Prompt >>
Quote the records that follow in full, leaving the pictures out.
[START Exercise material]
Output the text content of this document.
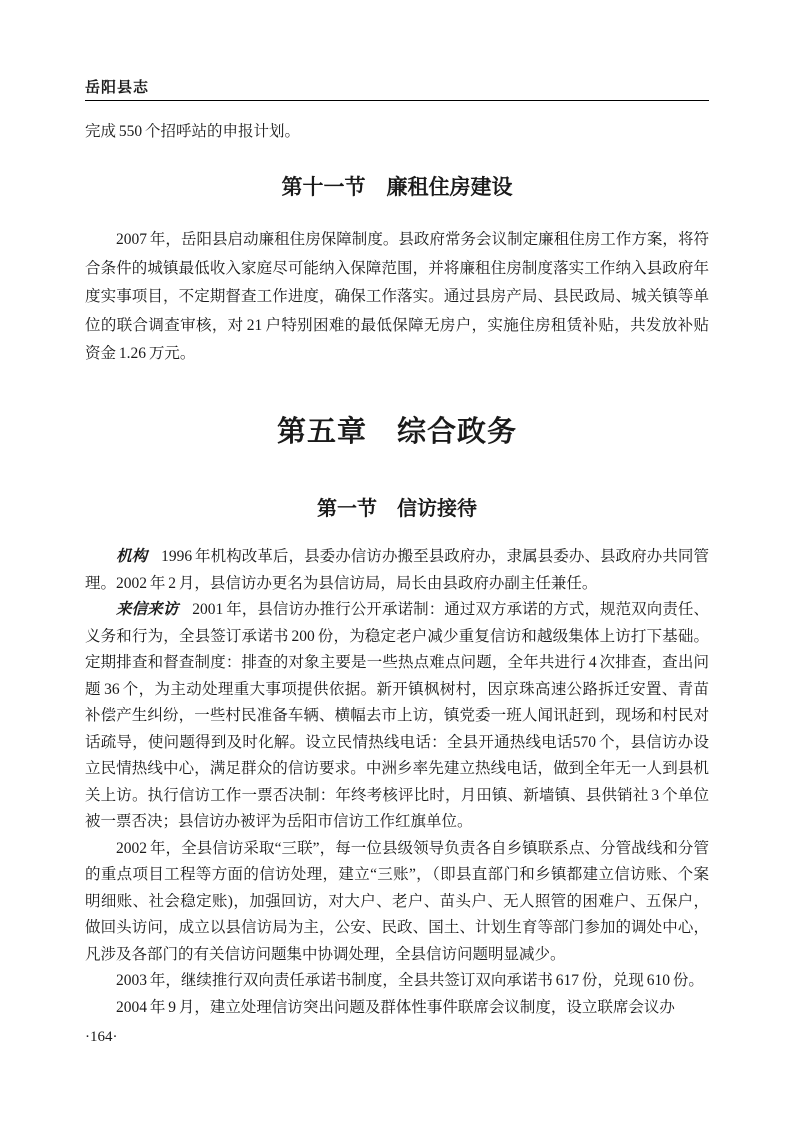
岳阳县志

完成 550 个招呼站的申报计划。

第十一节　廉租住房建设

2007 年，岳阳县启动廉租住房保障制度。县政府常务会议制定廉租住房工作方案，将符合条件的城镇最低收入家庭尽可能纳入保障范围，并将廉租住房制度落实工作纳入县政府年度实事项目，不定期督查工作进度，确保工作落实。通过县房产局、县民政局、城关镇等单位的联合调查审核，对 21 户特别困难的最低保障无房户，实施住房租赁补贴，共发放补贴资金 1.26 万元。

第五章　综合政务
第一节　信访接待

机构 1996 年机构改革后，县委办信访办搬至县政府办，隶属县委办、县政府办共同管理。2002 年 2 月，县信访办更名为县信访局，局长由县政府办副主任兼任。

来信来访 2001 年，县信访办推行公开承诺制：通过双方承诺的方式，规范双向责任、义务和行为，全县签订承诺书 200 份，为稳定老户减少重复信访和越级集体上访打下基础。定期排查和督查制度：排查的对象主要是一些热点难点问题，全年共进行 4 次排查，查出问题 36 个，为主动处理重大事项提供依据。新开镇枫树村，因京珠高速公路拆迁安置、青苗补偿产生纠纷，一些村民准备车辆、横幅去市上访，镇党委一班人闻讯赶到，现场和村民对话疏导，使问题得到及时化解。设立民情热线电话：全县开通热线电话570 个，县信访办设立民情热线中心，满足群众的信访要求。中洲乡率先建立热线电话，做到全年无一人到县机关上访。执行信访工作一票否决制：年终考核评比时，月田镇、新墙镇、县供销社 3 个单位被一票否决；县信访办被评为岳阳市信访工作红旗单位。

2002 年，全县信访采取“三联”，每一位县级领导负责各自乡镇联系点、分管战线和分管的重点项目工程等方面的信访处理，建立“三账”，（即县直部门和乡镇都建立信访账、个案明细账、社会稳定账)，加强回访，对大户、老户、苗头户、无人照管的困难户、五保户，做回头访问，成立以县信访局为主，公安、民政、国土、计划生育等部门参加的调处中心，凡涉及各部门的有关信访问题集中协调处理，全县信访问题明显减少。

2003 年，继续推行双向责任承诺书制度，全县共签订双向承诺书 617 份，兑现 610 份。

2004 年 9 月，建立处理信访突出问题及群体性事件联席会议制度，设立联席会议办

·164·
[END Exercise material]
Worked answer >>
Output the text content of this document.
岳阳县志

完成 550 个招呼站的申报计划。

第十一节　廉租住房建设

2007 年，岳阳县启动廉租住房保障制度。县政府常务会议制定廉租住房工作方案，将符合条件的城镇最低收入家庭尽可能纳入保障范围，并将廉租住房制度落实工作纳入县政府年度实事项目，不定期督查工作进度，确保工作落实。通过县房产局、县民政局、城关镇等单位的联合调查审核，对 21 户特别困难的最低保障无房户，实施住房租赁补贴，共发放补贴资金 1.26 万元。

第五章　综合政务
第一节　信访接待

机构 1996 年机构改革后，县委办信访办搬至县政府办，隶属县委办、县政府办共同管理。2002 年 2 月，县信访办更名为县信访局，局长由县政府办副主任兼任。

来信来访 2001 年，县信访办推行公开承诺制：通过双方承诺的方式，规范双向责任、义务和行为，全县签订承诺书 200 份，为稳定老户减少重复信访和越级集体上访打下基础。定期排查和督查制度：排查的对象主要是一些热点难点问题，全年共进行 4 次排查，查出问题 36 个，为主动处理重大事项提供依据。新开镇枫树村，因京珠高速公路拆迁安置、青苗补偿产生纠纷，一些村民准备车辆、横幅去市上访，镇党委一班人闻讯赶到，现场和村民对话疏导，使问题得到及时化解。设立民情热线电话：全县开通热线电话570 个，县信访办设立民情热线中心，满足群众的信访要求。中洲乡率先建立热线电话，做到全年无一人到县机关上访。执行信访工作一票否决制：年终考核评比时，月田镇、新墙镇、县供销社 3 个单位被一票否决；县信访办被评为岳阳市信访工作红旗单位。

2002 年，全县信访采取“三联”，每一位县级领导负责各自乡镇联系点、分管战线和分管的重点项目工程等方面的信访处理，建立“三账”，（即县直部门和乡镇都建立信访账、个案明细账、社会稳定账)，加强回访，对大户、老户、苗头户、无人照管的困难户、五保户，做回头访问，成立以县信访局为主，公安、民政、国土、计划生育等部门参加的调处中心，凡涉及各部门的有关信访问题集中协调处理，全县信访问题明显减少。

2003 年，继续推行双向责任承诺书制度，全县共签订双向承诺书 617 份，兑现 610 份。

2004 年 9 月，建立处理信访突出问题及群体性事件联席会议制度，设立联席会议办

·164·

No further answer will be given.